- SHORT TASK:
Among the entries, which lines carry the string "Transcribe"? Copy each of them.

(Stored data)

☆ ☆ ☆ ☆ ☆ ☆ ☆

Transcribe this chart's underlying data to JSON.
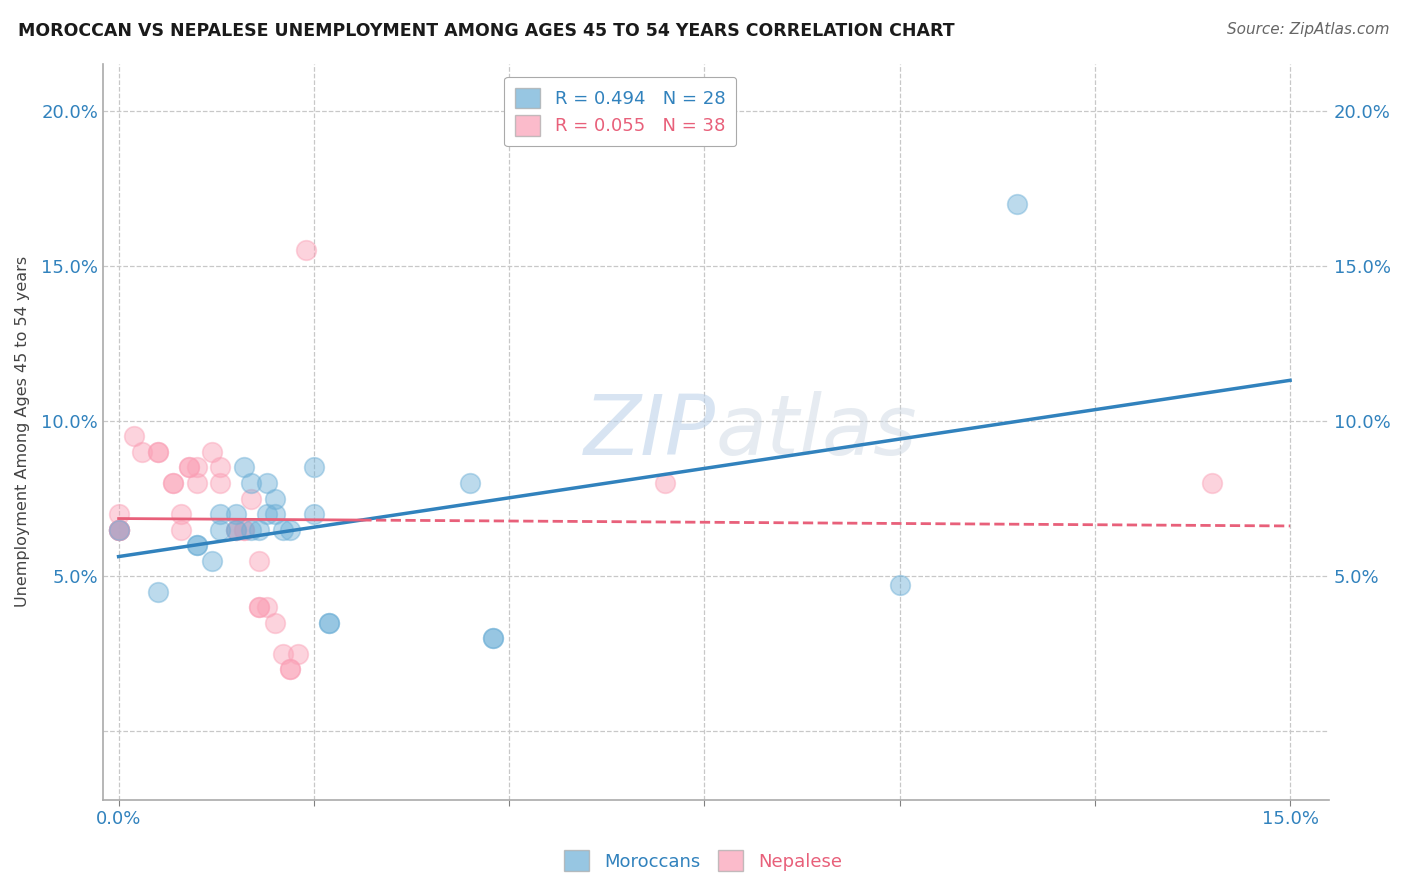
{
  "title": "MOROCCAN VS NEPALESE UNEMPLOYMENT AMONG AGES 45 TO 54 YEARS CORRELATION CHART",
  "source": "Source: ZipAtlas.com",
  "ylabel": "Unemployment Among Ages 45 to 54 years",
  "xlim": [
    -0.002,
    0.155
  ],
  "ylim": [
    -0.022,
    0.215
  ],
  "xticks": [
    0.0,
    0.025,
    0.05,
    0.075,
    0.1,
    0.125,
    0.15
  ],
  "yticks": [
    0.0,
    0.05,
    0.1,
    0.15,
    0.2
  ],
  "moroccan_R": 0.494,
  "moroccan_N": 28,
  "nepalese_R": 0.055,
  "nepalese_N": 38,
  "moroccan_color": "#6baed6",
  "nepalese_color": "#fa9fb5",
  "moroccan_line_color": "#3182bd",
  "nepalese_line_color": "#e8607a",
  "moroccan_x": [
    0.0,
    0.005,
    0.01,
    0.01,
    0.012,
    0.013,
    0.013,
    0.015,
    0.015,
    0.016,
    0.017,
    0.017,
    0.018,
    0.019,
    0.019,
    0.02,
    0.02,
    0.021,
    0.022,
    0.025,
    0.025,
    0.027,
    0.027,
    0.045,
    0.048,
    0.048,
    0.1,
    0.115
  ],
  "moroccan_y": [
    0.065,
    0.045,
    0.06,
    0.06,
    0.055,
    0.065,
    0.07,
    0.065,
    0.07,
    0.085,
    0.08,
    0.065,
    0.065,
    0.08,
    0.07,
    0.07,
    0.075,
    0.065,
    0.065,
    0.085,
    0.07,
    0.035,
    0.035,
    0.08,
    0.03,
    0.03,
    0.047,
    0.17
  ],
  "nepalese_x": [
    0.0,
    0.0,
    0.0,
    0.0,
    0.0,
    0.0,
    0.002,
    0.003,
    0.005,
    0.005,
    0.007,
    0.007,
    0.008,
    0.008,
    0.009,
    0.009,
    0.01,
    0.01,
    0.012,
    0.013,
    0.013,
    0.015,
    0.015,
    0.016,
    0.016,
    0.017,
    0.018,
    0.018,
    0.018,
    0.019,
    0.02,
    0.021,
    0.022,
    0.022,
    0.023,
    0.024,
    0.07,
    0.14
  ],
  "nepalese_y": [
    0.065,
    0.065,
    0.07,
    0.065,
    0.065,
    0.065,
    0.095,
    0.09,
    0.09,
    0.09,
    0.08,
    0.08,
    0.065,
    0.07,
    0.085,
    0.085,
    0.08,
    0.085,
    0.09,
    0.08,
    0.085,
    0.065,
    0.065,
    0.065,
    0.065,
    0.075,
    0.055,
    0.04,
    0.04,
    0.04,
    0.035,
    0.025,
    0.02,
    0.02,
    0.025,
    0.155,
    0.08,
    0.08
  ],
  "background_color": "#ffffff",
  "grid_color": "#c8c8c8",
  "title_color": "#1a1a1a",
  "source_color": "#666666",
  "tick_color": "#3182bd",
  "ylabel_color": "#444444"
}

☆ ☆ ☆ ☆ ☆ ☆ ☆

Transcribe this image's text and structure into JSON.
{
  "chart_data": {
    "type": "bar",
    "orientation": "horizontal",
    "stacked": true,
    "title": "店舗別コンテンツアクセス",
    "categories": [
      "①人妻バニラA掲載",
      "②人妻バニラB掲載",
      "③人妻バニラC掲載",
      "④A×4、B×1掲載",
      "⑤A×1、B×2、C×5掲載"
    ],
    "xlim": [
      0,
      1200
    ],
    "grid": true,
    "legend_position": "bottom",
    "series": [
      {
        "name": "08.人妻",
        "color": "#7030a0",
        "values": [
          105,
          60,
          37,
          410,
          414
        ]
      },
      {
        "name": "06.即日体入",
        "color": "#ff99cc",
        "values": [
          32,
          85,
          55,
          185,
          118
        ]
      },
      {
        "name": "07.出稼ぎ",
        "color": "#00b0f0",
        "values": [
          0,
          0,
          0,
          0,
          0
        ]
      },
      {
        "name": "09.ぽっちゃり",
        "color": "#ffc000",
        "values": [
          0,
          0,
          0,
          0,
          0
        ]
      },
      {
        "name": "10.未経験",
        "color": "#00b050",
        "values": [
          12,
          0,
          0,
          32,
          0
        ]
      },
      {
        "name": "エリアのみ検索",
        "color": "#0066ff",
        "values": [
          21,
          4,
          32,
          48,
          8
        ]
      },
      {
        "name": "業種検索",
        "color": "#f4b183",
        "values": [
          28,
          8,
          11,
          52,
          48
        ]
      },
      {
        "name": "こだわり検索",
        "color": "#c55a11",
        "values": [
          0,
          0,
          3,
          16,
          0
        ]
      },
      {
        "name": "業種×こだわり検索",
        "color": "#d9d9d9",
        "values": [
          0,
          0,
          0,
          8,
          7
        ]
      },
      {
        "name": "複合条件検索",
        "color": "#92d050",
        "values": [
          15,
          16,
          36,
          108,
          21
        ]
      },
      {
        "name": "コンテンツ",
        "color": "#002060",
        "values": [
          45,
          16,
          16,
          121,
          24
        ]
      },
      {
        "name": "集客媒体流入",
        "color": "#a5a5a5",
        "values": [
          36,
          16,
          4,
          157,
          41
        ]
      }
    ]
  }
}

☆ ☆ ☆ ☆ ☆ ☆ ☆

- ANSWER TO THE PROBLEM:
Transcribe this chart's underlying data to JSON.
Transcribe this image's text and structure into JSON.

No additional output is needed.